> Exercise task:
Copy every line of the data in which the word "High" occurs.

── Records provided ──

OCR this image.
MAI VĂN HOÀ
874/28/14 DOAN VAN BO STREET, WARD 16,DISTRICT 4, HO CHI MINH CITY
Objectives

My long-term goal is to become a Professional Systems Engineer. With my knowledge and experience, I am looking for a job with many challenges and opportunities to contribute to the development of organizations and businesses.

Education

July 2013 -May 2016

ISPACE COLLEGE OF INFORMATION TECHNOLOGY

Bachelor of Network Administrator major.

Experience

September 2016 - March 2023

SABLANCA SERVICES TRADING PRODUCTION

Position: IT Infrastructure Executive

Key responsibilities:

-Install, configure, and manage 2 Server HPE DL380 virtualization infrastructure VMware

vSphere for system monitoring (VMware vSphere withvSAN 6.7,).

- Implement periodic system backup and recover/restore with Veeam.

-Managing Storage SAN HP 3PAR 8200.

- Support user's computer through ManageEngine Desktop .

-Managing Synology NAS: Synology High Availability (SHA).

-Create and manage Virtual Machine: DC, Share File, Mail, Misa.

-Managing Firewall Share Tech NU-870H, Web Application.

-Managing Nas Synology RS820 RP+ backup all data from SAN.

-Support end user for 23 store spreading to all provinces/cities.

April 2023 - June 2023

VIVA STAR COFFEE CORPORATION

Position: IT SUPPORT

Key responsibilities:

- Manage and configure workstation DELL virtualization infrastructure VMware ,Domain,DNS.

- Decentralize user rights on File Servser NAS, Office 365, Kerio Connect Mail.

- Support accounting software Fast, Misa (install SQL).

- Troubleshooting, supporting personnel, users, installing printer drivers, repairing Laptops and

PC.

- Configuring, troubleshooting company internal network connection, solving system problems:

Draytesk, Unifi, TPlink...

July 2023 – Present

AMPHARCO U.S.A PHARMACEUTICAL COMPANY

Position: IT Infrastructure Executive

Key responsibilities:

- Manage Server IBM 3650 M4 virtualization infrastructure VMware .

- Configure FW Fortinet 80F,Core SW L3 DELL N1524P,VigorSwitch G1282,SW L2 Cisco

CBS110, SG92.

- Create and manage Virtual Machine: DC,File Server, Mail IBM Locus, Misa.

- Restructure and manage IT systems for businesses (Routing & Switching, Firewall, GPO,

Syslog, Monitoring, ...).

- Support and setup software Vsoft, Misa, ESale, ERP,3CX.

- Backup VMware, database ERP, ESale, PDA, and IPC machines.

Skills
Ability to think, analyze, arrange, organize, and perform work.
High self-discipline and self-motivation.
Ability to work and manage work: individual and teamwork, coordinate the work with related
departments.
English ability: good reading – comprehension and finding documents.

───

> Completed task:
-Managing Synology NAS: Synology High Availability (SHA).
High self-discipline and self-motivation.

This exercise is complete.